Task details: Search the listing for "values" and copy every line where it appears.

Exercise data:
□ □ □ □ □

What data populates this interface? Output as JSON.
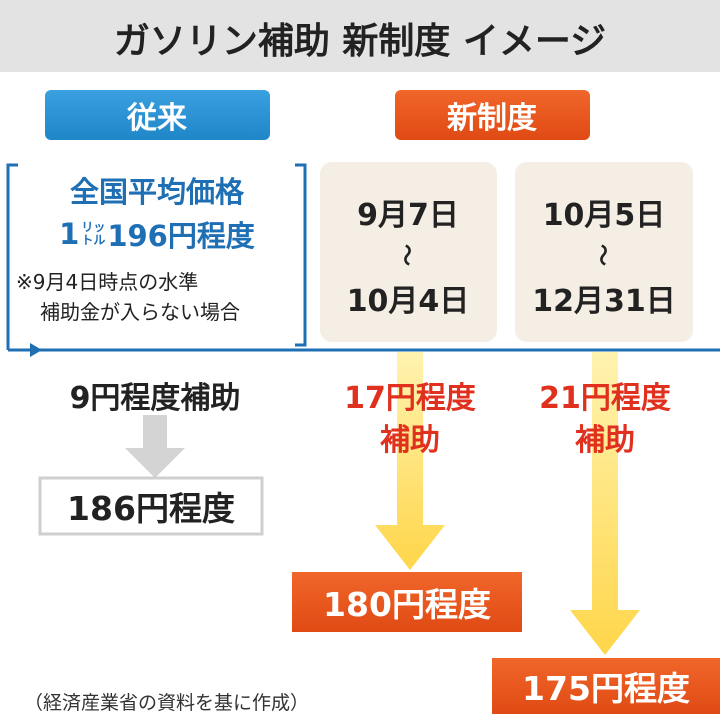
{
  "header": {
    "title": "ガソリン補助 新制度 イメージ"
  },
  "conventional": {
    "label": "従来",
    "baseline": {
      "line1": "全国平均価格",
      "line2_lead": "1",
      "line2_unit_top": "リッ",
      "line2_unit_bottom": "トル",
      "line2_rest": "196円程度",
      "note1": "※9月4日時点の水準",
      "note2": "補助金が入らない場合"
    },
    "subsidy": "9円程度補助",
    "result": "186円程度"
  },
  "new_system": {
    "label": "新制度",
    "periods": [
      {
        "start": "9月7日",
        "range_mark": "～",
        "end": "10月4日",
        "subsidy_line1": "17円程度",
        "subsidy_line2": "補助",
        "result": "180円程度"
      },
      {
        "start": "10月5日",
        "range_mark": "～",
        "end": "12月31日",
        "subsidy_line1": "21円程度",
        "subsidy_line2": "補助",
        "result": "175円程度"
      }
    ]
  },
  "source": "（経済産業省の資料を基に作成）"
}
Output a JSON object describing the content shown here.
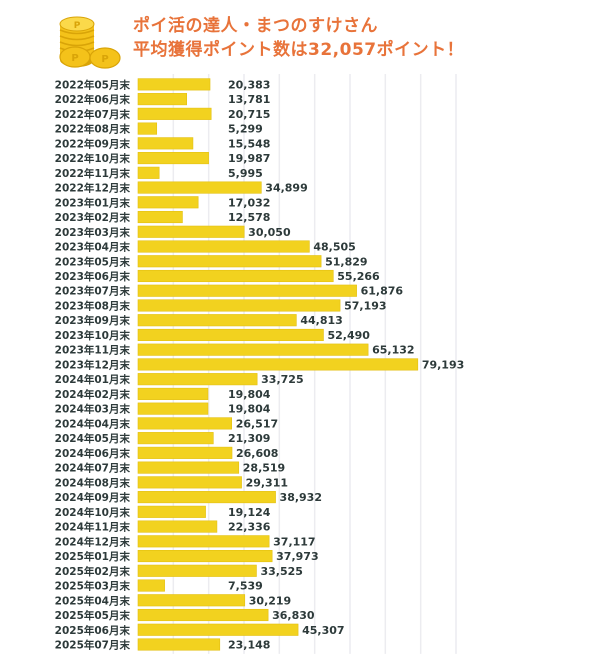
{
  "header": {
    "title_line1": "ポイ活の達人・まつのすけさん",
    "title_line2": "平均獲得ポイント数は32,057ポイント！",
    "icon": "coins-icon"
  },
  "colors": {
    "title": "#e8733a",
    "bar": "#f2d21f",
    "bar_edge": "#e3c012",
    "text": "#2d3a3a",
    "grid": "#ececf0"
  },
  "chart_data": {
    "type": "bar",
    "orientation": "horizontal",
    "title": "ポイ活の達人・まつのすけさん 平均獲得ポイント数は32,057ポイント！",
    "xlabel": "",
    "ylabel": "",
    "xlim": [
      0,
      90000
    ],
    "grid_step": 10000,
    "grid": true,
    "legend": "none",
    "categories": [
      "2022年05月末",
      "2022年06月末",
      "2022年07月末",
      "2022年08月末",
      "2022年09月末",
      "2022年10月末",
      "2022年11月末",
      "2022年12月末",
      "2023年01月末",
      "2023年02月末",
      "2023年03月末",
      "2023年04月末",
      "2023年05月末",
      "2023年06月末",
      "2023年07月末",
      "2023年08月末",
      "2023年09月末",
      "2023年10月末",
      "2023年11月末",
      "2023年12月末",
      "2024年01月末",
      "2024年02月末",
      "2024年03月末",
      "2024年04月末",
      "2024年05月末",
      "2024年06月末",
      "2024年07月末",
      "2024年08月末",
      "2024年09月末",
      "2024年10月末",
      "2024年11月末",
      "2024年12月末",
      "2025年01月末",
      "2025年02月末",
      "2025年03月末",
      "2025年04月末",
      "2025年05月末",
      "2025年06月末",
      "2025年07月末"
    ],
    "values": [
      20383,
      13781,
      20715,
      5299,
      15548,
      19987,
      5995,
      34899,
      17032,
      12578,
      30050,
      48505,
      51829,
      55266,
      61876,
      57193,
      44813,
      52490,
      65132,
      79193,
      33725,
      19804,
      19804,
      26517,
      21309,
      26608,
      28519,
      29311,
      38932,
      19124,
      22336,
      37117,
      37973,
      33525,
      7539,
      30219,
      36830,
      45307,
      23148
    ],
    "value_labels": [
      "20,383",
      "13,781",
      "20,715",
      "5,299",
      "15,548",
      "19,987",
      "5,995",
      "34,899",
      "17,032",
      "12,578",
      "30,050",
      "48,505",
      "51,829",
      "55,266",
      "61,876",
      "57,193",
      "44,813",
      "52,490",
      "65,132",
      "79,193",
      "33,725",
      "19,804",
      "19,804",
      "26,517",
      "21,309",
      "26,608",
      "28,519",
      "29,311",
      "38,932",
      "19,124",
      "22,336",
      "37,117",
      "37,973",
      "33,525",
      "7,539",
      "30,219",
      "36,830",
      "45,307",
      "23,148"
    ],
    "average": 32057
  }
}
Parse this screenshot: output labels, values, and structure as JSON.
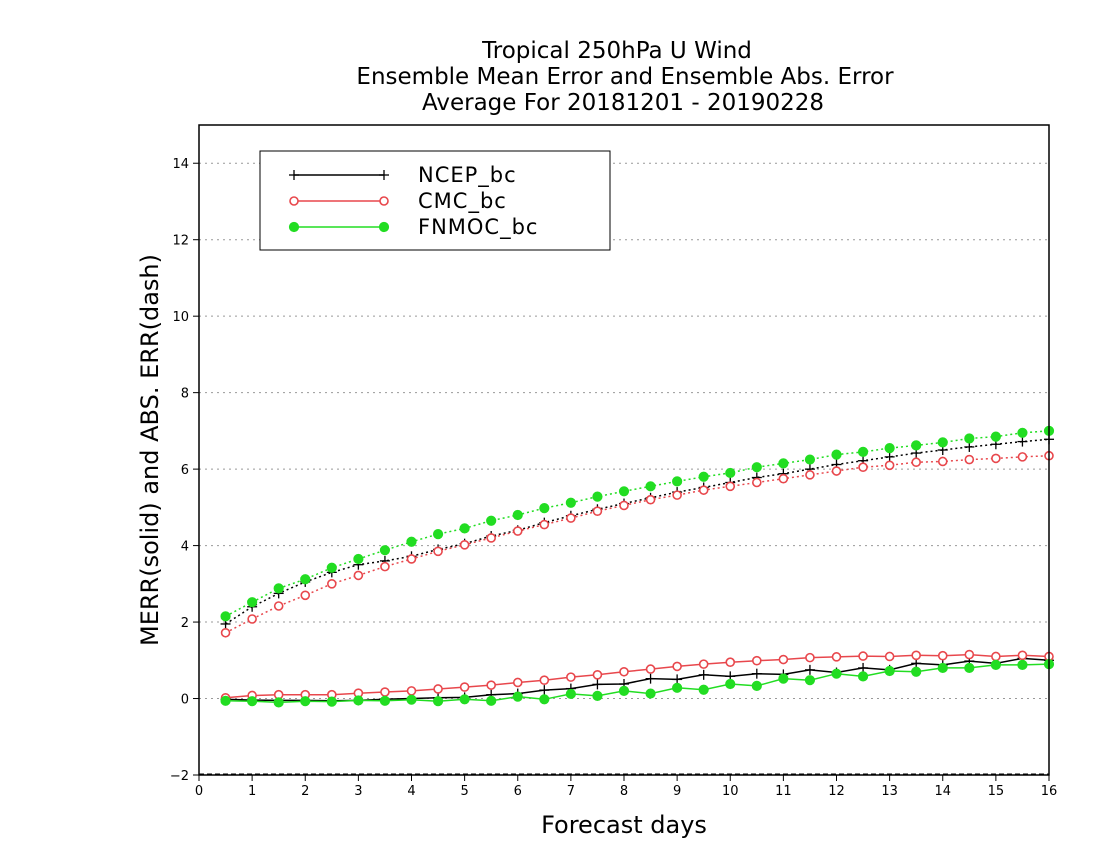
{
  "chart_data": {
    "type": "line",
    "title_lines": [
      "Tropical 250hPa U Wind",
      "Ensemble Mean Error and Ensemble Abs. Error",
      "Average For 20181201 - 20190228"
    ],
    "xlabel": "Forecast days",
    "ylabel": "MERR(solid) and ABS. ERR(dash)",
    "xlim": [
      0,
      16
    ],
    "ylim": [
      -2,
      15
    ],
    "xticks": [
      0,
      1,
      2,
      3,
      4,
      5,
      6,
      7,
      8,
      9,
      10,
      11,
      12,
      13,
      14,
      15,
      16
    ],
    "yticks": [
      -2,
      0,
      2,
      4,
      6,
      8,
      10,
      12,
      14
    ],
    "grid": "horizontal dotted",
    "legend_position": "top-left",
    "x": [
      0.5,
      1,
      1.5,
      2,
      2.5,
      3,
      3.5,
      4,
      4.5,
      5,
      5.5,
      6,
      6.5,
      7,
      7.5,
      8,
      8.5,
      9,
      9.5,
      10,
      10.5,
      11,
      11.5,
      12,
      12.5,
      13,
      13.5,
      14,
      14.5,
      15,
      15.5,
      16
    ],
    "series": [
      {
        "name": "NCEP_bc",
        "color": "#000000",
        "marker": "plus",
        "merr": [
          -0.02,
          -0.04,
          -0.05,
          -0.05,
          -0.06,
          -0.05,
          -0.02,
          0.0,
          0.02,
          0.03,
          0.1,
          0.13,
          0.22,
          0.26,
          0.37,
          0.38,
          0.52,
          0.5,
          0.62,
          0.58,
          0.65,
          0.63,
          0.75,
          0.68,
          0.8,
          0.75,
          0.92,
          0.88,
          0.98,
          0.92,
          1.05,
          1.0
        ],
        "abs_err": [
          1.95,
          2.4,
          2.75,
          3.05,
          3.3,
          3.5,
          3.6,
          3.72,
          3.9,
          4.05,
          4.25,
          4.4,
          4.6,
          4.78,
          4.95,
          5.1,
          5.25,
          5.4,
          5.52,
          5.65,
          5.78,
          5.88,
          6.0,
          6.12,
          6.22,
          6.32,
          6.42,
          6.5,
          6.58,
          6.65,
          6.72,
          6.78
        ]
      },
      {
        "name": "CMC_bc",
        "color": "#e8474c",
        "marker": "open-circle",
        "merr": [
          0.02,
          0.08,
          0.1,
          0.1,
          0.1,
          0.14,
          0.17,
          0.2,
          0.25,
          0.3,
          0.35,
          0.42,
          0.48,
          0.56,
          0.62,
          0.7,
          0.77,
          0.84,
          0.9,
          0.95,
          0.99,
          1.02,
          1.07,
          1.09,
          1.11,
          1.1,
          1.13,
          1.12,
          1.15,
          1.1,
          1.13,
          1.1
        ],
        "abs_err": [
          1.72,
          2.08,
          2.42,
          2.7,
          3.0,
          3.22,
          3.45,
          3.65,
          3.85,
          4.02,
          4.2,
          4.38,
          4.55,
          4.72,
          4.9,
          5.05,
          5.2,
          5.32,
          5.45,
          5.55,
          5.65,
          5.75,
          5.85,
          5.95,
          6.05,
          6.1,
          6.18,
          6.2,
          6.25,
          6.28,
          6.32,
          6.35
        ]
      },
      {
        "name": "FNMOC_bc",
        "color": "#22dd22",
        "marker": "filled-circle",
        "merr": [
          -0.06,
          -0.07,
          -0.1,
          -0.07,
          -0.08,
          -0.05,
          -0.06,
          -0.03,
          -0.07,
          -0.02,
          -0.06,
          0.05,
          -0.02,
          0.12,
          0.07,
          0.2,
          0.13,
          0.28,
          0.23,
          0.38,
          0.33,
          0.52,
          0.48,
          0.65,
          0.58,
          0.72,
          0.7,
          0.8,
          0.8,
          0.88,
          0.88,
          0.9
        ],
        "abs_err": [
          2.15,
          2.52,
          2.88,
          3.12,
          3.42,
          3.65,
          3.88,
          4.1,
          4.3,
          4.45,
          4.65,
          4.8,
          4.98,
          5.12,
          5.28,
          5.42,
          5.55,
          5.68,
          5.8,
          5.9,
          6.05,
          6.15,
          6.25,
          6.38,
          6.45,
          6.55,
          6.62,
          6.7,
          6.8,
          6.85,
          6.95,
          7.0
        ]
      }
    ]
  }
}
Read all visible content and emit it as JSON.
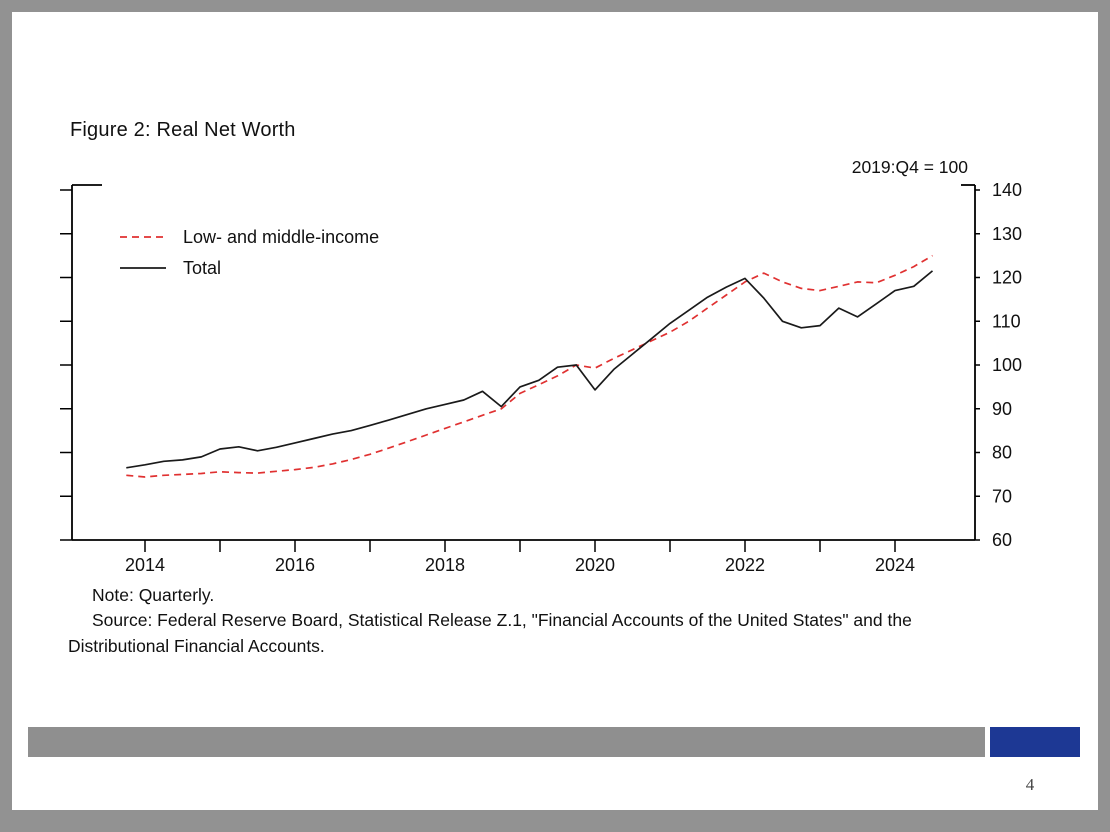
{
  "slide": {
    "title": "Figure 2: Real Net Worth",
    "index_note": "2019:Q4 = 100",
    "note_line": "Note: Quarterly.",
    "source_line": "Source: Federal Reserve Board, Statistical Release Z.1,  \"Financial Accounts of the United States\" and the Distributional Financial Accounts.",
    "page_number": "4"
  },
  "colors": {
    "footer_bar": "#8f8f8f",
    "footer_accent": "#1d3894",
    "axis": "#000000"
  },
  "chart_data": {
    "type": "line",
    "title": "Figure 2: Real Net Worth",
    "unit_label": "2019:Q4 = 100",
    "note": "Note: Quarterly.",
    "source": "Source: Federal Reserve Board, Statistical Release Z.1, \"Financial Accounts of the United States\" and the Distributional Financial Accounts.",
    "x_start": 2013.75,
    "x_step": 0.25,
    "x_unit": "quarterly decimal year",
    "ylim": [
      60,
      140
    ],
    "y_ticks": [
      60,
      70,
      80,
      90,
      100,
      110,
      120,
      130,
      140
    ],
    "x_ticks": [
      2014,
      2015,
      2016,
      2017,
      2018,
      2019,
      2020,
      2021,
      2022,
      2023,
      2024
    ],
    "x_label_ticks": [
      2014,
      2016,
      2018,
      2020,
      2022,
      2024
    ],
    "grid": false,
    "legend_position": "top-left-inside",
    "series": [
      {
        "name": "Low- and middle-income",
        "color": "#e03131",
        "dash": "7 5",
        "values": [
          74.8,
          74.4,
          74.8,
          75.0,
          75.2,
          75.6,
          75.4,
          75.3,
          75.7,
          76.1,
          76.6,
          77.4,
          78.4,
          79.6,
          81.0,
          82.5,
          84.0,
          85.5,
          87.0,
          88.5,
          90.0,
          93.5,
          95.5,
          97.5,
          100.0,
          99.3,
          101.5,
          103.5,
          105.5,
          107.5,
          110.0,
          113.0,
          116.0,
          119.0,
          121.0,
          119.0,
          117.5,
          117.0,
          118.0,
          119.0,
          118.8,
          120.5,
          122.5,
          125.0
        ]
      },
      {
        "name": "Total",
        "color": "#1a1a1a",
        "dash": "",
        "values": [
          76.5,
          77.2,
          78.0,
          78.3,
          79.0,
          80.8,
          81.3,
          80.4,
          81.2,
          82.2,
          83.2,
          84.2,
          85.0,
          86.2,
          87.4,
          88.7,
          90.0,
          91.0,
          92.0,
          94.0,
          90.5,
          95.0,
          96.5,
          99.5,
          100.0,
          94.3,
          99.0,
          102.5,
          106.0,
          109.5,
          112.5,
          115.5,
          117.8,
          119.8,
          115.3,
          110.0,
          108.5,
          109.0,
          113.0,
          111.0,
          114.0,
          117.0,
          118.0,
          121.5
        ]
      }
    ]
  }
}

□ □ □ □ □

Response:
    "values": [
Parse this screenshot: output labels, values, and structure as JSON.
        "values": [
        "values": [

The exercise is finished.